**TASK MATERIAL:**
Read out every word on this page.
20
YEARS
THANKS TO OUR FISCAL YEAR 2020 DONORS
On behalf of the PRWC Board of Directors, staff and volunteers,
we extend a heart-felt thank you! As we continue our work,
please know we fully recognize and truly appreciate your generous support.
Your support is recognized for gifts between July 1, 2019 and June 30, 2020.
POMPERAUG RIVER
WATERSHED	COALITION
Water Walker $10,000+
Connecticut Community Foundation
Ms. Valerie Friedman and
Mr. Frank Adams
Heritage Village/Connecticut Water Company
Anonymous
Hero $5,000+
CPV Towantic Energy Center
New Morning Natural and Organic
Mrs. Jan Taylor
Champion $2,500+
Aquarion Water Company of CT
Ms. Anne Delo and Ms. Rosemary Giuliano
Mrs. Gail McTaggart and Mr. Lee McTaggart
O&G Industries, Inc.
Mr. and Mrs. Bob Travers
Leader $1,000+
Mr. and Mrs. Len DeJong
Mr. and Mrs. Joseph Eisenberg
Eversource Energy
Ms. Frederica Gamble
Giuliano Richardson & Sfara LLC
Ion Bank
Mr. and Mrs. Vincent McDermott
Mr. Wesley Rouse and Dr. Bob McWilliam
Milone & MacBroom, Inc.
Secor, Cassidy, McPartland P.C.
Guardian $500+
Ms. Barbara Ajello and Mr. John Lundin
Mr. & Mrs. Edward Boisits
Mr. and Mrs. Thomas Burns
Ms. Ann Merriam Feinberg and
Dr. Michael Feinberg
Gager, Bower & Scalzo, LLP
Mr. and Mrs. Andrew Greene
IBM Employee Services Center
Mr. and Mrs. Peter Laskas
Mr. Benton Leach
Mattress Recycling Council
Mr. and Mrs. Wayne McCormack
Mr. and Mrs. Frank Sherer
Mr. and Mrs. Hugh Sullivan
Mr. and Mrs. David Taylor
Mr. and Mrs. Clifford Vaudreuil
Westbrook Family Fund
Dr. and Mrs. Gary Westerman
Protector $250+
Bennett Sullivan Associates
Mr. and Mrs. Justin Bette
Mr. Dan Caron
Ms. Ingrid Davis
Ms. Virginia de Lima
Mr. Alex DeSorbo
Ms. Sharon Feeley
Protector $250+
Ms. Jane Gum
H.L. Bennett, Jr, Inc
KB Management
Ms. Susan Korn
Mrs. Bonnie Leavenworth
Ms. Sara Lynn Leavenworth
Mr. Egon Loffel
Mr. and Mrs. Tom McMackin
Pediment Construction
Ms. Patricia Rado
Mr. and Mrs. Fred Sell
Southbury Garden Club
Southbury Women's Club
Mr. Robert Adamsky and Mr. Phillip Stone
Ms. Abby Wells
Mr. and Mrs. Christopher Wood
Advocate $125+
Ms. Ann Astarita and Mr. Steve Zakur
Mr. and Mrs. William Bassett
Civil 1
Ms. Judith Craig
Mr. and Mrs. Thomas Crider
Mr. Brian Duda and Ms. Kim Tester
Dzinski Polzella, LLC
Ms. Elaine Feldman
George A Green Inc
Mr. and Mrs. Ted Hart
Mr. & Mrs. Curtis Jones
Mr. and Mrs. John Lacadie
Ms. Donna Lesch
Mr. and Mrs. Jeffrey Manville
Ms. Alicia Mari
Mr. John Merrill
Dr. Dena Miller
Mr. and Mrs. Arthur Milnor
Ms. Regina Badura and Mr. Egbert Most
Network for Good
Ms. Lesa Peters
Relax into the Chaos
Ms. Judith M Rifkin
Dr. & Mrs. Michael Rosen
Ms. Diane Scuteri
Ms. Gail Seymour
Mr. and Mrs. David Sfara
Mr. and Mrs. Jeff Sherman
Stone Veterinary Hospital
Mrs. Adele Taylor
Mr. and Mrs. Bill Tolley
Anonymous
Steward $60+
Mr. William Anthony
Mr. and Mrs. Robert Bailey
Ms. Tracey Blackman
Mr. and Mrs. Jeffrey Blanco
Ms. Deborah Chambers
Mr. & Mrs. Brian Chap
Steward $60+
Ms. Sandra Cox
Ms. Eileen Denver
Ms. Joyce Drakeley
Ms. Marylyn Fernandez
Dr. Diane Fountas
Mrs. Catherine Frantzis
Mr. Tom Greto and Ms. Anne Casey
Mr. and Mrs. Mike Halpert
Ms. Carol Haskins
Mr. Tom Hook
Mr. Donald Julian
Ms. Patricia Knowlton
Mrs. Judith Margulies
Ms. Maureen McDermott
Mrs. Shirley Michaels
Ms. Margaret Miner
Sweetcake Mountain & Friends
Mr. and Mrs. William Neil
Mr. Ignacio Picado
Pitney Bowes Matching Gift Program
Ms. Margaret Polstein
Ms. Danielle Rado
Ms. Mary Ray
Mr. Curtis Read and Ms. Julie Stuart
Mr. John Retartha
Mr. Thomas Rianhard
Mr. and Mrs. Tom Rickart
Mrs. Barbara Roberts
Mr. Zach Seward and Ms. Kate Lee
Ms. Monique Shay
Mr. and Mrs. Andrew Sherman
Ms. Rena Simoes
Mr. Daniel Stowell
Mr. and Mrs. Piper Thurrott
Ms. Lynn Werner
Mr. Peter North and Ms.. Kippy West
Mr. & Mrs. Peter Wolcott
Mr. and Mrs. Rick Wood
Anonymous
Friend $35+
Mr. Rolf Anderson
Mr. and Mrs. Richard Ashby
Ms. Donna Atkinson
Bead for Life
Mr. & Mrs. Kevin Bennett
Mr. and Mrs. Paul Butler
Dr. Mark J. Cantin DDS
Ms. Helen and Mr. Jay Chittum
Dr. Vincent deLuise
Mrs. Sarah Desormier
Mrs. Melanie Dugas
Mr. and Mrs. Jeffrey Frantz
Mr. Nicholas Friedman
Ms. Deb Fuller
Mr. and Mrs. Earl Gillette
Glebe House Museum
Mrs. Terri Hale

**WHAT YOU HAVE TO DO:**
Gather up every line in the data above that contains the word "Friedman", copying each one.

**TASK ANSWER:**
Ms. Valerie Friedman and
Mr. Nicholas Friedman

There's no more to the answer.